● Problem requirements
Read the listing and extract each line that includes the word "name".

● Given records
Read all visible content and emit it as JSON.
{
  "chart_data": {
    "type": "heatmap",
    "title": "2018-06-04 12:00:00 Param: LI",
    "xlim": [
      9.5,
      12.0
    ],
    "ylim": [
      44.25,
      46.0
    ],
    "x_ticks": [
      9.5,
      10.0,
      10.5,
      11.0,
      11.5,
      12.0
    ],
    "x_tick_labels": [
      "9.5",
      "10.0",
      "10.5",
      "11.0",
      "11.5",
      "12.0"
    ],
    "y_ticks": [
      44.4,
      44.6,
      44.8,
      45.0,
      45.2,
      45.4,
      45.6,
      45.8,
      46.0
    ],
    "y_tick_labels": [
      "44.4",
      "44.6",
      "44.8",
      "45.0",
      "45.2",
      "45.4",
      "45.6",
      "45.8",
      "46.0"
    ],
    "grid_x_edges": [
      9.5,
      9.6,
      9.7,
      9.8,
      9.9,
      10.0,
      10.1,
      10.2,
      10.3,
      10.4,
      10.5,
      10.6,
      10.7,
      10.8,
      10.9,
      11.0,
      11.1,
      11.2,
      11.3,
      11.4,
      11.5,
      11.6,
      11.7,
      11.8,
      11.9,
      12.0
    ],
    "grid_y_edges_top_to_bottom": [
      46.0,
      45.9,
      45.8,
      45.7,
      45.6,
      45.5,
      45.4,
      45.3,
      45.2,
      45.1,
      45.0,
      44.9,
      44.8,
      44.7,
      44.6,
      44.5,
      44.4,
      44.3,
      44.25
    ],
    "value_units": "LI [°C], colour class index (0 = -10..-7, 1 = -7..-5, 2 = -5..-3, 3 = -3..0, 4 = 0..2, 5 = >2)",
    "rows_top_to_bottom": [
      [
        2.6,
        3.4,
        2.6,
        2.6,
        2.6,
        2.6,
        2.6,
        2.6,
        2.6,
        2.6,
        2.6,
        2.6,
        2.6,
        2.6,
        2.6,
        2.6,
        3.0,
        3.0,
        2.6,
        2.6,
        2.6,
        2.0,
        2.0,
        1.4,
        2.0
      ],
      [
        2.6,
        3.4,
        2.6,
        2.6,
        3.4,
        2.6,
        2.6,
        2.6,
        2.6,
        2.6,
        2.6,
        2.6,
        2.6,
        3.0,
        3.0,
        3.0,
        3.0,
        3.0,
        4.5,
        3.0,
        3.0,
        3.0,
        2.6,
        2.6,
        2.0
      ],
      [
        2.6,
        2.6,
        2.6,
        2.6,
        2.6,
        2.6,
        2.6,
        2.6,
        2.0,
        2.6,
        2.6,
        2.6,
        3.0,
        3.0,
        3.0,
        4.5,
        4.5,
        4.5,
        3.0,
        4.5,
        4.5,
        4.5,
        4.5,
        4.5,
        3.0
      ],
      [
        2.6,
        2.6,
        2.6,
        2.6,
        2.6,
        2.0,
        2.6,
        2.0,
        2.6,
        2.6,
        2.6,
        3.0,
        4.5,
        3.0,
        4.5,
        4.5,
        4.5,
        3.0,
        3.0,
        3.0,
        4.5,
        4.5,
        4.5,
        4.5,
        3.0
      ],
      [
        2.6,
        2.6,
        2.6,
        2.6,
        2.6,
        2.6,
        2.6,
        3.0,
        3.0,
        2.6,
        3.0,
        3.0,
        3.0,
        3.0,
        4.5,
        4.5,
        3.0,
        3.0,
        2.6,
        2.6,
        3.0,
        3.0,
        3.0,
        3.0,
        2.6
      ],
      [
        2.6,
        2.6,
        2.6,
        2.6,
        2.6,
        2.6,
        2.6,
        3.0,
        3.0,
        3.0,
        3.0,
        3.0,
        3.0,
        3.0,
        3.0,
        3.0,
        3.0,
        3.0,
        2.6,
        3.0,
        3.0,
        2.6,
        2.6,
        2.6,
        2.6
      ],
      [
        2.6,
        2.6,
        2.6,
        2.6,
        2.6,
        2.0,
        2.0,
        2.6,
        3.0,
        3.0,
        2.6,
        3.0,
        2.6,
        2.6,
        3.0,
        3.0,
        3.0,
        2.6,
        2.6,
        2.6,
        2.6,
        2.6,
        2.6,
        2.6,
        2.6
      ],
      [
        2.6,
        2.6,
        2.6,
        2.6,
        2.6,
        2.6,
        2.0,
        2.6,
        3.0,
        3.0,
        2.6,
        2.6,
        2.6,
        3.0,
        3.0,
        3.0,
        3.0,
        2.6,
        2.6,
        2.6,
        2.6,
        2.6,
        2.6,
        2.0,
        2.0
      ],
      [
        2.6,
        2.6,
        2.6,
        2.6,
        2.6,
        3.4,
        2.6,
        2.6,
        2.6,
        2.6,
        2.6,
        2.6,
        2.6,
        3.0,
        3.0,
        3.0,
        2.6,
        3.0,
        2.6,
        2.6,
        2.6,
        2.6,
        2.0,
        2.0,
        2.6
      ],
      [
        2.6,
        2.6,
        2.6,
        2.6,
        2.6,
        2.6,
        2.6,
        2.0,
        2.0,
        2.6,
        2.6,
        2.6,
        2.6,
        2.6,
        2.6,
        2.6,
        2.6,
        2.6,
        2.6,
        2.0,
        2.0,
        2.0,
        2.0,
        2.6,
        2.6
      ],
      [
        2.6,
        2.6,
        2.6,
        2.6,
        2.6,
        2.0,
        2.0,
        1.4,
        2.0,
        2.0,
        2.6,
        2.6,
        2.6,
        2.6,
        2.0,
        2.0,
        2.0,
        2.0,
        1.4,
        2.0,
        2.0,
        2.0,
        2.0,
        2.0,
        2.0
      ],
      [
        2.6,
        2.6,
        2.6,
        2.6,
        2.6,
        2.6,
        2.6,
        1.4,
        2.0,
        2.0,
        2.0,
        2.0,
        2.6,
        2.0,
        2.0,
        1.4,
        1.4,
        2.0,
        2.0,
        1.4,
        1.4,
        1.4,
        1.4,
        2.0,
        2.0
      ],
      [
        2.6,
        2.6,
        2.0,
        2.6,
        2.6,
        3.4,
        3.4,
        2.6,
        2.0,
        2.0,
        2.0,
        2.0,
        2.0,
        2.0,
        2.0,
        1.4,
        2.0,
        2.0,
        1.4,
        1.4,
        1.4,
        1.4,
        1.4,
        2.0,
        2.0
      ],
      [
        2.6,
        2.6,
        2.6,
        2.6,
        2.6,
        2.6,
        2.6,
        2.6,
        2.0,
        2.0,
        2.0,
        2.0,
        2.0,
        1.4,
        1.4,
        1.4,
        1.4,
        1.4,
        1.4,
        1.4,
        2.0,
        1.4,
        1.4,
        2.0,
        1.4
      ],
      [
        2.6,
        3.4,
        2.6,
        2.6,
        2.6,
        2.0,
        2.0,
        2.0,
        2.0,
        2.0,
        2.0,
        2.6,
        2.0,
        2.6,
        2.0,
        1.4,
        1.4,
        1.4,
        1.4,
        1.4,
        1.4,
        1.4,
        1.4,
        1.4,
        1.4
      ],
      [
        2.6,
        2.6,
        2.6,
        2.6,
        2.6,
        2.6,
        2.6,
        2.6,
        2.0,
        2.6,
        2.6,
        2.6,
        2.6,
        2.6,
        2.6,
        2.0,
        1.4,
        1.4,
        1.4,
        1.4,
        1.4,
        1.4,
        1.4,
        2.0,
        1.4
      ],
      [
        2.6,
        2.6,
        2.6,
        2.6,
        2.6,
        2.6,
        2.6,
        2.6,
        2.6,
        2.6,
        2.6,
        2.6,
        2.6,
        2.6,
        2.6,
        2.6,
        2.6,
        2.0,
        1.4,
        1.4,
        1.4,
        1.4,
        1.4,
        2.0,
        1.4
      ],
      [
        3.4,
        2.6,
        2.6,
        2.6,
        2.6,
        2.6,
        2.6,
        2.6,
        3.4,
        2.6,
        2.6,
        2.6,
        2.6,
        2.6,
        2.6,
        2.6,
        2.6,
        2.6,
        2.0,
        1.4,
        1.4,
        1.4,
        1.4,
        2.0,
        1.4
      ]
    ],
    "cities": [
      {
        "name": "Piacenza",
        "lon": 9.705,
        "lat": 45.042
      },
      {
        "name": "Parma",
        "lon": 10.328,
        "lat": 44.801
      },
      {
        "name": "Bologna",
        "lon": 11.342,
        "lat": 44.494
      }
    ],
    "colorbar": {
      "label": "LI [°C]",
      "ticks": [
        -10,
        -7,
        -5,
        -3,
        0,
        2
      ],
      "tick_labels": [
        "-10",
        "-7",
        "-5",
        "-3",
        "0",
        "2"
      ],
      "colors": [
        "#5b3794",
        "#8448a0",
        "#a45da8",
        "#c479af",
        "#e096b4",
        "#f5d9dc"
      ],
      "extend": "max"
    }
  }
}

● Task result
        "name": "Piacenza",
        "name": "Parma",
        "name": "Bologna",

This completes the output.